**The problem**
Find the word "title" in the listing; pull out each line holding it.
─── Records for this exercise ───
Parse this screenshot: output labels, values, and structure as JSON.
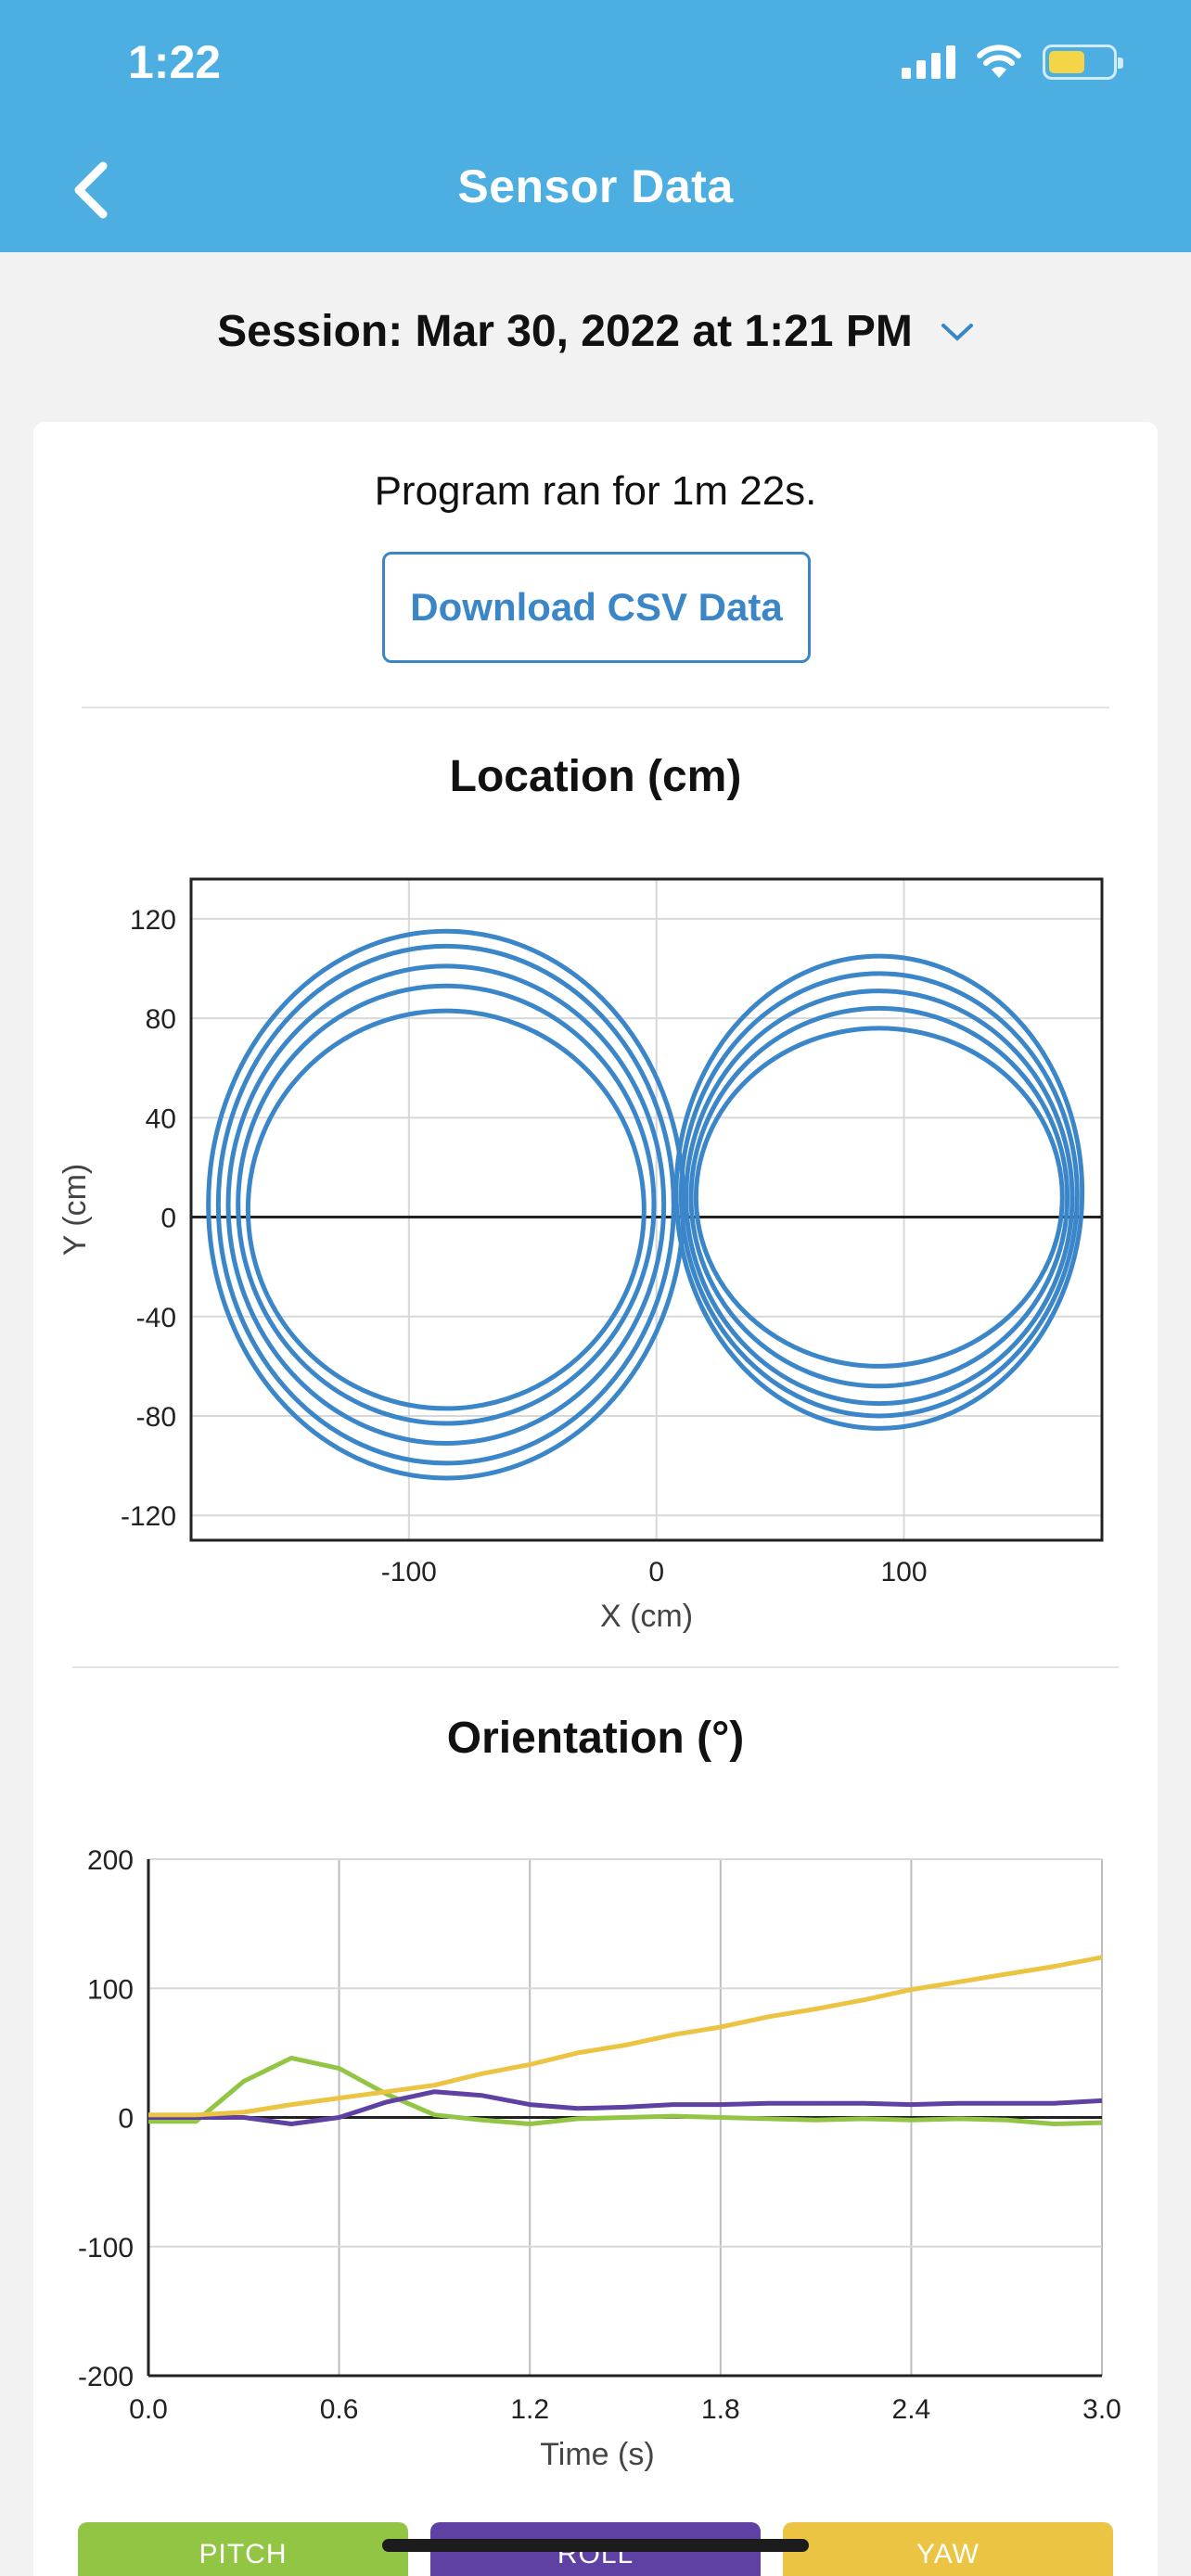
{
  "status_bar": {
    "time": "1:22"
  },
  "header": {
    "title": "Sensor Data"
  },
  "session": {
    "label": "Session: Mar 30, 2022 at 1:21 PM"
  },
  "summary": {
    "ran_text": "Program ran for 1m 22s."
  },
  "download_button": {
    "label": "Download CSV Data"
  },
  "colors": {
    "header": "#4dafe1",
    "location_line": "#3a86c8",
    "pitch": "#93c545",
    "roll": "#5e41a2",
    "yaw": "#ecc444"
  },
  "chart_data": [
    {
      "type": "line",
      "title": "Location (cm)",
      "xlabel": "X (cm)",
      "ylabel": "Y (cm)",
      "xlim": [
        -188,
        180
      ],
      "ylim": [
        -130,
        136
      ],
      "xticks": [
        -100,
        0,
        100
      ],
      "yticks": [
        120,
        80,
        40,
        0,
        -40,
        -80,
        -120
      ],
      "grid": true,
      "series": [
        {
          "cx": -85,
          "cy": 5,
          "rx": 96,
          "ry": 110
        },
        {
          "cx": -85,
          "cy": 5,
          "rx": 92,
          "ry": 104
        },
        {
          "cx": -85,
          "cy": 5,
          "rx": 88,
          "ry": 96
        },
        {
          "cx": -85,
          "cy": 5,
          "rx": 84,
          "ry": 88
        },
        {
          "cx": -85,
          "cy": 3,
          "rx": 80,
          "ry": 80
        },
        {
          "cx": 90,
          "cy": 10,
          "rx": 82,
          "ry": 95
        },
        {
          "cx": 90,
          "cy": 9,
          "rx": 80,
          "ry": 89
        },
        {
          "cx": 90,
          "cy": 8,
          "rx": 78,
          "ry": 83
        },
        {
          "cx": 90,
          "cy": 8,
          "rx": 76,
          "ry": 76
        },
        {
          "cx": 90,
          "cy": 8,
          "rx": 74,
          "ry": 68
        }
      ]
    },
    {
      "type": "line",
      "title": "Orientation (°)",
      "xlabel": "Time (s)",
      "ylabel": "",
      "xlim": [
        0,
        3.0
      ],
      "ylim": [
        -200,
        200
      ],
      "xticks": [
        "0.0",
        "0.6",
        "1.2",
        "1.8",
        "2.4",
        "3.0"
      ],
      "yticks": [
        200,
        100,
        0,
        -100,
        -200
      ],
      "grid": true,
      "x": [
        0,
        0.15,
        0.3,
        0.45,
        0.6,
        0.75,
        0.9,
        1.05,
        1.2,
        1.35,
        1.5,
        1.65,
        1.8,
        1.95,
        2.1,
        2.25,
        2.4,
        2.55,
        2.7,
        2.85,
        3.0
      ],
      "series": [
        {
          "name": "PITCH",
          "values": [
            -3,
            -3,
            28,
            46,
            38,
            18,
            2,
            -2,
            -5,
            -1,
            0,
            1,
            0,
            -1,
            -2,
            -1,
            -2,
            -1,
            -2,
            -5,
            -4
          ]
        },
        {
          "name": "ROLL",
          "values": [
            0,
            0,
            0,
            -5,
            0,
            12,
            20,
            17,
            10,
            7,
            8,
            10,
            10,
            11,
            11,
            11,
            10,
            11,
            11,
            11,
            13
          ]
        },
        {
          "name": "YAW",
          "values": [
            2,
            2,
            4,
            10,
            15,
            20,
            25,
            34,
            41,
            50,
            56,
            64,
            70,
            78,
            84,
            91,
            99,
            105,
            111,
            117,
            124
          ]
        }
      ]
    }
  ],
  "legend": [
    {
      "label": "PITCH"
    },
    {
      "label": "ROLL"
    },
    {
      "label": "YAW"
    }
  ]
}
───
─── Records for this exercise ───
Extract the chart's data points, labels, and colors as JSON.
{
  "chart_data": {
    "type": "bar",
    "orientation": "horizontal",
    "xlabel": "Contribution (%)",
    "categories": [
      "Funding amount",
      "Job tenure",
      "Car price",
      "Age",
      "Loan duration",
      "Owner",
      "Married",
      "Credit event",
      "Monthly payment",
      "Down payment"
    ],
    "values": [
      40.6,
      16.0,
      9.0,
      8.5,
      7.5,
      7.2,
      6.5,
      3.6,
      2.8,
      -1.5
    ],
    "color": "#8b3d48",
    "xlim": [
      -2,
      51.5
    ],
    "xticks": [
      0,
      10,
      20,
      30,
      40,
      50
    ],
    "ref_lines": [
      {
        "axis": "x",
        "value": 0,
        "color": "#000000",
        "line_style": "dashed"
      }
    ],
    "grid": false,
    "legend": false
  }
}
───
**Result below**
    "title": "Sensor Data"
      "title": "Location (cm)",
      "title": "Orientation (°)",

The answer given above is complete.